▶ [EXERCISE AIM]:
Retype all of the entries word for word.

▶ [MATERIAL FOR THE TASK]:
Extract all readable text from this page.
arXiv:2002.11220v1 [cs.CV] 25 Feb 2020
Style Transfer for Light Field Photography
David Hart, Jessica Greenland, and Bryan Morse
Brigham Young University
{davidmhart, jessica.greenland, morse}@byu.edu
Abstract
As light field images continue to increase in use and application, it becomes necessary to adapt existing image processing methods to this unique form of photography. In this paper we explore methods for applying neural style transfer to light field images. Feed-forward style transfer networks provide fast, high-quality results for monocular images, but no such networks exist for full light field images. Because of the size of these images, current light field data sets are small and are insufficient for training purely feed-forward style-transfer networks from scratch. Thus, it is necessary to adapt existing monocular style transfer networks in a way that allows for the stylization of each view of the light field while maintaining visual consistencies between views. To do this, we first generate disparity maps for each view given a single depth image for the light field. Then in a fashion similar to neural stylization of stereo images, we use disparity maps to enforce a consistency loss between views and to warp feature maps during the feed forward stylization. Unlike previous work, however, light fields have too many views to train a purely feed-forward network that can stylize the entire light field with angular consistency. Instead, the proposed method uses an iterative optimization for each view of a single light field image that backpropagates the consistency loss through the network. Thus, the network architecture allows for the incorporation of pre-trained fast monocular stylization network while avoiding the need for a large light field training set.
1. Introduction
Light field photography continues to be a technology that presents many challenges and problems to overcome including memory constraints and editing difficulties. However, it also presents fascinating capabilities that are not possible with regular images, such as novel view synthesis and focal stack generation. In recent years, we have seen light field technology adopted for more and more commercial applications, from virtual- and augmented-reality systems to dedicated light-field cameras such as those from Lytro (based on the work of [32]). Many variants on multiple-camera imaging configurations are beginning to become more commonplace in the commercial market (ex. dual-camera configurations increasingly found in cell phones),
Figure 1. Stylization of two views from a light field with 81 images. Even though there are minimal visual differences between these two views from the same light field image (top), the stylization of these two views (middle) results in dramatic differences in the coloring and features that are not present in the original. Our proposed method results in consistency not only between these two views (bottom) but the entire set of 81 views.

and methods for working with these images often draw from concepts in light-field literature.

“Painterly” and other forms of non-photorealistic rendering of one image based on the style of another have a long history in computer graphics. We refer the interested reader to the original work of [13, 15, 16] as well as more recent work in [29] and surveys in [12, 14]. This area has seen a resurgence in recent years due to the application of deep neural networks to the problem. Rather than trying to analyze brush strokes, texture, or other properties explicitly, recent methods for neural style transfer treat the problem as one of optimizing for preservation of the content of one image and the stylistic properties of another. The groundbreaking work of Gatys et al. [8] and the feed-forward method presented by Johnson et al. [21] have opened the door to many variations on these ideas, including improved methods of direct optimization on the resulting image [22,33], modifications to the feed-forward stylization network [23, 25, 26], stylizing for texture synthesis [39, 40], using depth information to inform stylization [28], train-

▶ [EXPECTED ANSWER]:
Extract all readable text from this page.
arXiv:2002.11220v1 [cs.CV] 25 Feb 2020
Style Transfer for Light Field Photography
David Hart, Jessica Greenland, and Bryan Morse
Brigham Young University
{davidmhart, jessica.greenland, morse}@byu.edu
Abstract
As light field images continue to increase in use and application, it becomes necessary to adapt existing image processing methods to this unique form of photography. In this paper we explore methods for applying neural style transfer to light field images. Feed-forward style transfer networks provide fast, high-quality results for monocular images, but no such networks exist for full light field images. Because of the size of these images, current light field data sets are small and are insufficient for training purely feed-forward style-transfer networks from scratch. Thus, it is necessary to adapt existing monocular style transfer networks in a way that allows for the stylization of each view of the light field while maintaining visual consistencies between views. To do this, we first generate disparity maps for each view given a single depth image for the light field. Then in a fashion similar to neural stylization of stereo images, we use disparity maps to enforce a consistency loss between views and to warp feature maps during the feed forward stylization. Unlike previous work, however, light fields have too many views to train a purely feed-forward network that can stylize the entire light field with angular consistency. Instead, the proposed method uses an iterative optimization for each view of a single light field image that backpropagates the consistency loss through the network. Thus, the network architecture allows for the incorporation of pre-trained fast monocular stylization network while avoiding the need for a large light field training set.
1. Introduction
Light field photography continues to be a technology that presents many challenges and problems to overcome including memory constraints and editing difficulties. However, it also presents fascinating capabilities that are not possible with regular images, such as novel view synthesis and focal stack generation. In recent years, we have seen light field technology adopted for more and more commercial applications, from virtual- and augmented-reality systems to dedicated light-field cameras such as those from Lytro (based on the work of [32]). Many variants on multiple-camera imaging configurations are beginning to become more commonplace in the commercial market (ex. dual-camera configurations increasingly found in cell phones),
Figure 1. Stylization of two views from a light field with 81 images. Even though there are minimal visual differences between these two views from the same light field image (top), the stylization of these two views (middle) results in dramatic differences in the coloring and features that are not present in the original. Our proposed method results in consistency not only between these two views (bottom) but the entire set of 81 views.

and methods for working with these images often draw from concepts in light-field literature.

“Painterly” and other forms of non-photorealistic rendering of one image based on the style of another have a long history in computer graphics. We refer the interested reader to the original work of [13, 15, 16] as well as more recent work in [29] and surveys in [12, 14]. This area has seen a resurgence in recent years due to the application of deep neural networks to the problem. Rather than trying to analyze brush strokes, texture, or other properties explicitly, recent methods for neural style transfer treat the problem as one of optimizing for preservation of the content of one image and the stylistic properties of another. The groundbreaking work of Gatys et al. [8] and the feed-forward method presented by Johnson et al. [21] have opened the door to many variations on these ideas, including improved methods of direct optimization on the resulting image [22,33], modifications to the feed-forward stylization network [23, 25, 26], stylizing for texture synthesis [39, 40], using depth information to inform stylization [28], train-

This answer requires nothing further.